begin Listed records
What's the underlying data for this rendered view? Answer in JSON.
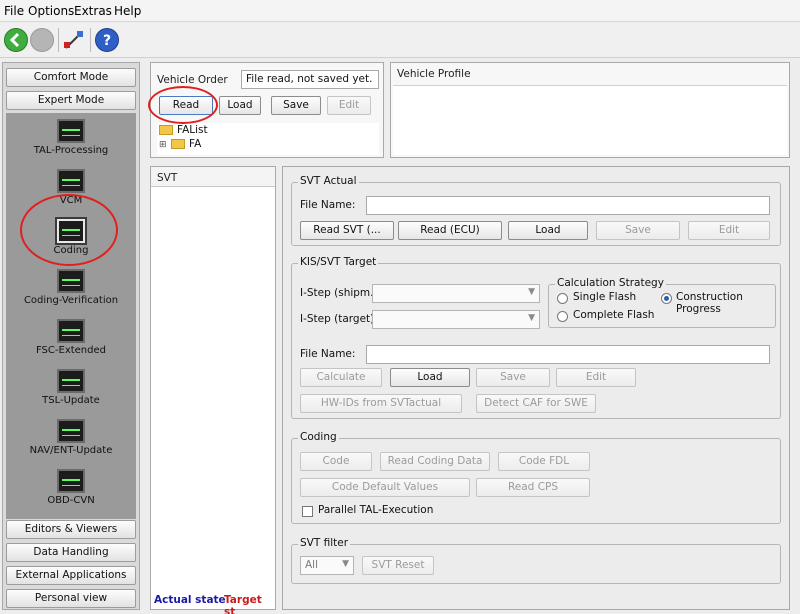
{
  "menu": [
    "File",
    "Options",
    "Extras",
    "Help"
  ],
  "toolbar": {
    "icons": [
      "back-arrow-icon",
      "stop-icon",
      "connection-icon",
      "help-icon"
    ]
  },
  "sidebar": {
    "top_tabs": [
      "Comfort Mode",
      "Expert Mode"
    ],
    "tools": [
      "TAL-Processing",
      "VCM",
      "Coding",
      "Coding-Verification",
      "FSC-Extended",
      "TSL-Update",
      "NAV/ENT-Update",
      "OBD-CVN"
    ],
    "selected_tool": "Coding",
    "bottom_tabs": [
      "Editors & Viewers",
      "Data Handling",
      "External Applications",
      "Personal view"
    ]
  },
  "vehicle_order": {
    "title": "Vehicle Order",
    "status": "File read, not saved yet.",
    "buttons": [
      "Read",
      "Load",
      "Save",
      "Edit"
    ],
    "tree": [
      "FAList",
      "FA"
    ]
  },
  "vehicle_profile": {
    "title": "Vehicle Profile"
  },
  "svt_list": {
    "title": "SVT",
    "actual_state": "Actual state",
    "target_state": "Target st"
  },
  "svt_actual": {
    "legend": "SVT Actual",
    "file_name_label": "File Name:",
    "file_name_value": "",
    "buttons": [
      "Read SVT (...",
      "Read (ECU)",
      "Load",
      "Save",
      "Edit"
    ]
  },
  "kis_target": {
    "legend": "KIS/SVT Target",
    "istep_shipm_label": "I-Step (shipm.):",
    "istep_target_label": "I-Step (target):",
    "calc_legend": "Calculation Strategy",
    "radio_single": "Single Flash",
    "radio_construction": "Construction Progress",
    "radio_complete": "Complete Flash",
    "selected_strategy": "Construction Progress",
    "file_name_label": "File Name:",
    "file_name_value": "",
    "buttons": [
      "Calculate",
      "Load",
      "Save",
      "Edit"
    ],
    "buttons2": [
      "HW-IDs from SVTactual",
      "Detect CAF for SWE"
    ]
  },
  "coding": {
    "legend": "Coding",
    "buttons": [
      "Code",
      "Read Coding Data",
      "Code FDL"
    ],
    "buttons2": [
      "Code Default Values",
      "Read CPS"
    ],
    "parallel_label": "Parallel TAL-Execution"
  },
  "svt_filter": {
    "legend": "SVT filter",
    "filter_value": "All",
    "reset_label": "SVT Reset"
  },
  "colors": {
    "actual_state": "#1a1aa8",
    "target_state": "#c81a1a",
    "annotation": "#e02020"
  }
}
end Listed records
• Do this: Tally up the lines holding the word "Construction" in the data above, and answer with that figure only.

• Response for this exercise: 2